The problem
Tally up how many lines in the listing below contain the string "INTERFACE", and give only the total.

>> START Supplied data

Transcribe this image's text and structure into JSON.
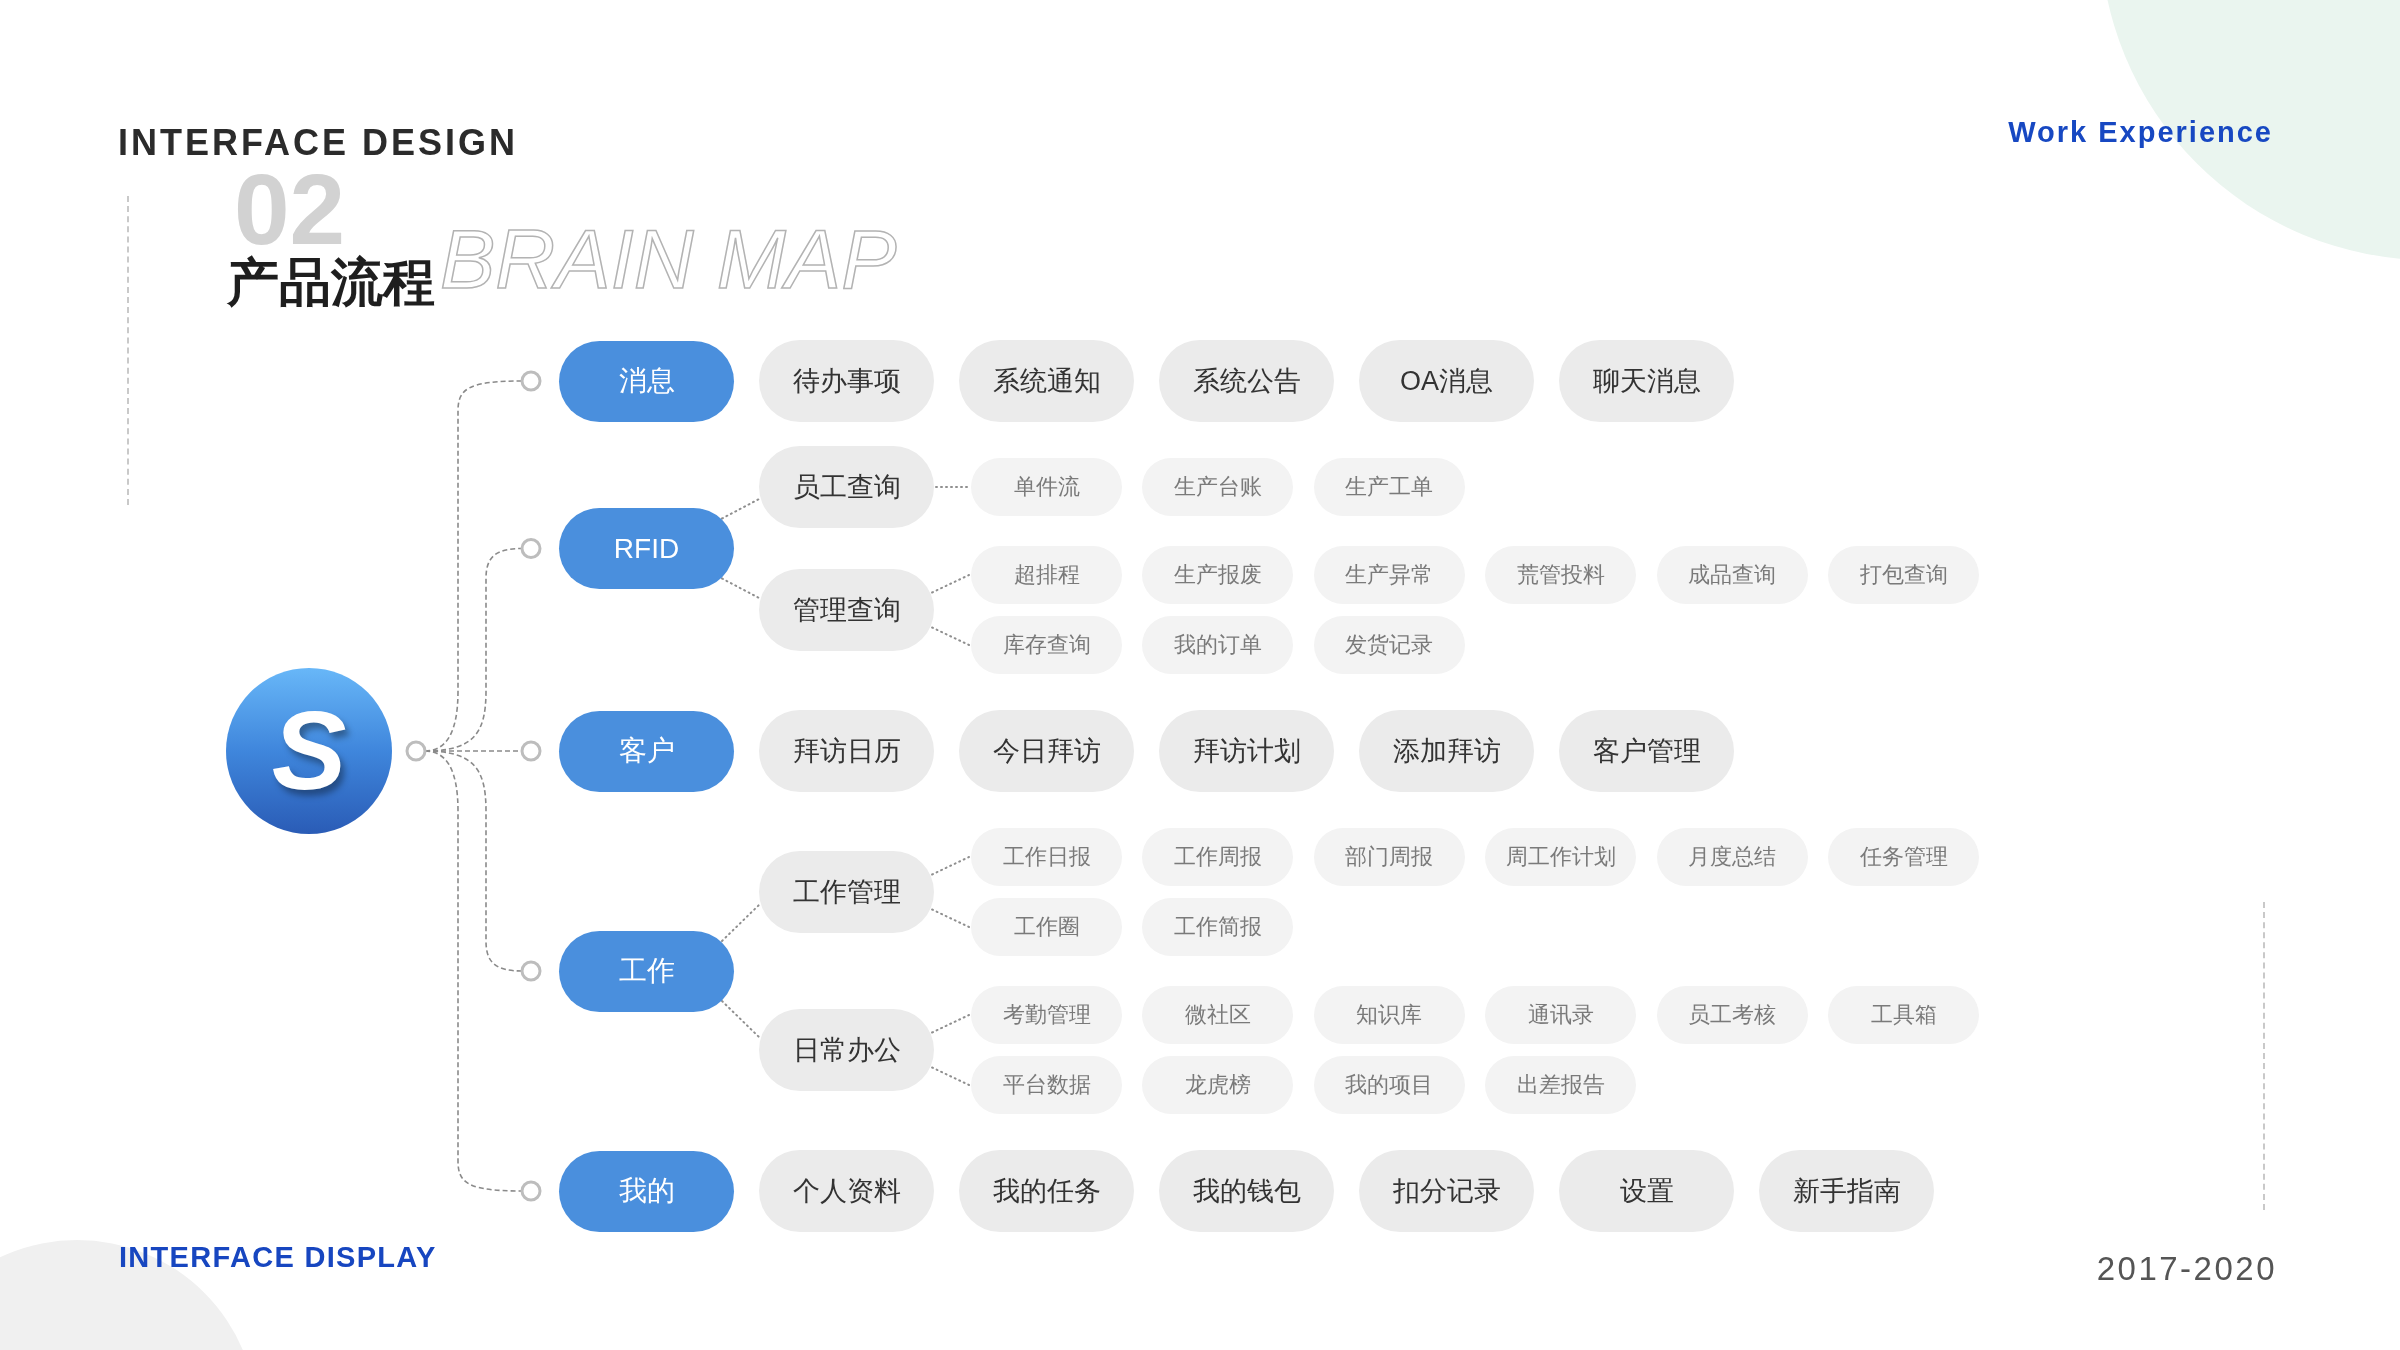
{
  "header": {
    "title": "INTERFACE DESIGN",
    "tagline": "Work Experience"
  },
  "section": {
    "number": "02",
    "subtitle": "BRAIN MAP",
    "title": "产品流程"
  },
  "logo": {
    "letter": "S"
  },
  "mind_map": {
    "branches": [
      {
        "label": "消息",
        "children": [
          {
            "label": "待办事项"
          },
          {
            "label": "系统通知"
          },
          {
            "label": "系统公告"
          },
          {
            "label": "OA消息"
          },
          {
            "label": "聊天消息"
          }
        ]
      },
      {
        "label": "RFID",
        "children": [
          {
            "label": "员工查询",
            "children": [
              {
                "label": "单件流"
              },
              {
                "label": "生产台账"
              },
              {
                "label": "生产工单"
              }
            ]
          },
          {
            "label": "管理查询",
            "children": [
              {
                "label": "超排程"
              },
              {
                "label": "生产报废"
              },
              {
                "label": "生产异常"
              },
              {
                "label": "荒管投料"
              },
              {
                "label": "成品查询"
              },
              {
                "label": "打包查询"
              },
              {
                "label": "库存查询"
              },
              {
                "label": "我的订单"
              },
              {
                "label": "发货记录"
              }
            ]
          }
        ]
      },
      {
        "label": "客户",
        "children": [
          {
            "label": "拜访日历"
          },
          {
            "label": "今日拜访"
          },
          {
            "label": "拜访计划"
          },
          {
            "label": "添加拜访"
          },
          {
            "label": "客户管理"
          }
        ]
      },
      {
        "label": "工作",
        "children": [
          {
            "label": "工作管理",
            "children": [
              {
                "label": "工作日报"
              },
              {
                "label": "工作周报"
              },
              {
                "label": "部门周报"
              },
              {
                "label": "周工作计划"
              },
              {
                "label": "月度总结"
              },
              {
                "label": "任务管理"
              },
              {
                "label": "工作圈"
              },
              {
                "label": "工作简报"
              }
            ]
          },
          {
            "label": "日常办公",
            "children": [
              {
                "label": "考勤管理"
              },
              {
                "label": "微社区"
              },
              {
                "label": "知识库"
              },
              {
                "label": "通讯录"
              },
              {
                "label": "员工考核"
              },
              {
                "label": "工具箱"
              },
              {
                "label": "平台数据"
              },
              {
                "label": "龙虎榜"
              },
              {
                "label": "我的项目"
              },
              {
                "label": "出差报告"
              }
            ]
          }
        ]
      },
      {
        "label": "我的",
        "children": [
          {
            "label": "个人资料"
          },
          {
            "label": "我的任务"
          },
          {
            "label": "我的钱包"
          },
          {
            "label": "扣分记录"
          },
          {
            "label": "设置"
          },
          {
            "label": "新手指南"
          }
        ]
      }
    ]
  },
  "footer": {
    "label": "INTERFACE DISPLAY",
    "years": "2017-2020"
  }
}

>> END Supplied data

Answer
2